Your goal =
Every line of the listing must be reproduced as it stands. Leave the images behind.

----

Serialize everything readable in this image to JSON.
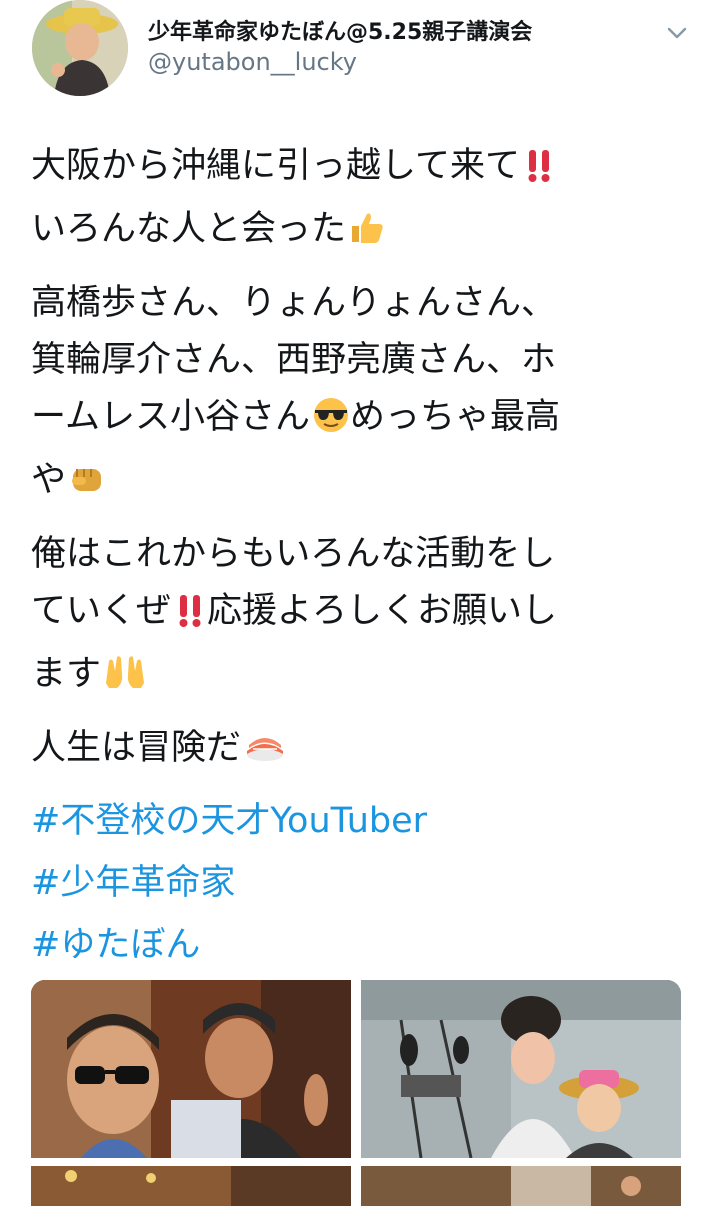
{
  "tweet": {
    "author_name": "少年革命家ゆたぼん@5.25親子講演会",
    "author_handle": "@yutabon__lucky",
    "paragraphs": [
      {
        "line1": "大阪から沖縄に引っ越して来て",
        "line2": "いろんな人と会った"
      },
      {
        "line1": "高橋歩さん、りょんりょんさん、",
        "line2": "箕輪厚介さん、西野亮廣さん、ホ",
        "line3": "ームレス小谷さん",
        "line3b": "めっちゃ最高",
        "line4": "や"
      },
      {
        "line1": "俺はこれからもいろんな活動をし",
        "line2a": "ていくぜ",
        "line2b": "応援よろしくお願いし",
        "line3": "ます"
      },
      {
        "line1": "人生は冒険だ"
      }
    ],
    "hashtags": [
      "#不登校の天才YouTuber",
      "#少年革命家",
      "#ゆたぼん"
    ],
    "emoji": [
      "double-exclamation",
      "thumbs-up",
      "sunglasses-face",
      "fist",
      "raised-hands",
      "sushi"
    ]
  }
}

----

Solution =
Serialize everything readable in this image to JSON.
{
  "tweet": {
    "author_name": "少年革命家ゆたぼん@5.25親子講演会",
    "author_handle": "@yutabon__lucky",
    "paragraphs": [
      {
        "line1": "大阪から沖縄に引っ越して来て",
        "line2": "いろんな人と会った"
      },
      {
        "line1": "高橋歩さん、りょんりょんさん、",
        "line2": "箕輪厚介さん、西野亮廣さん、ホ",
        "line3": "ームレス小谷さん",
        "line3b": "めっちゃ最高",
        "line4": "や"
      },
      {
        "line1": "俺はこれからもいろんな活動をし",
        "line2a": "ていくぜ",
        "line2b": "応援よろしくお願いし",
        "line3": "ます"
      },
      {
        "line1": "人生は冒険だ"
      }
    ],
    "hashtags": [
      "#不登校の天才YouTuber",
      "#少年革命家",
      "#ゆたぼん"
    ],
    "emoji": [
      "double-exclamation",
      "thumbs-up",
      "sunglasses-face",
      "fist",
      "raised-hands",
      "sushi"
    ]
  }
}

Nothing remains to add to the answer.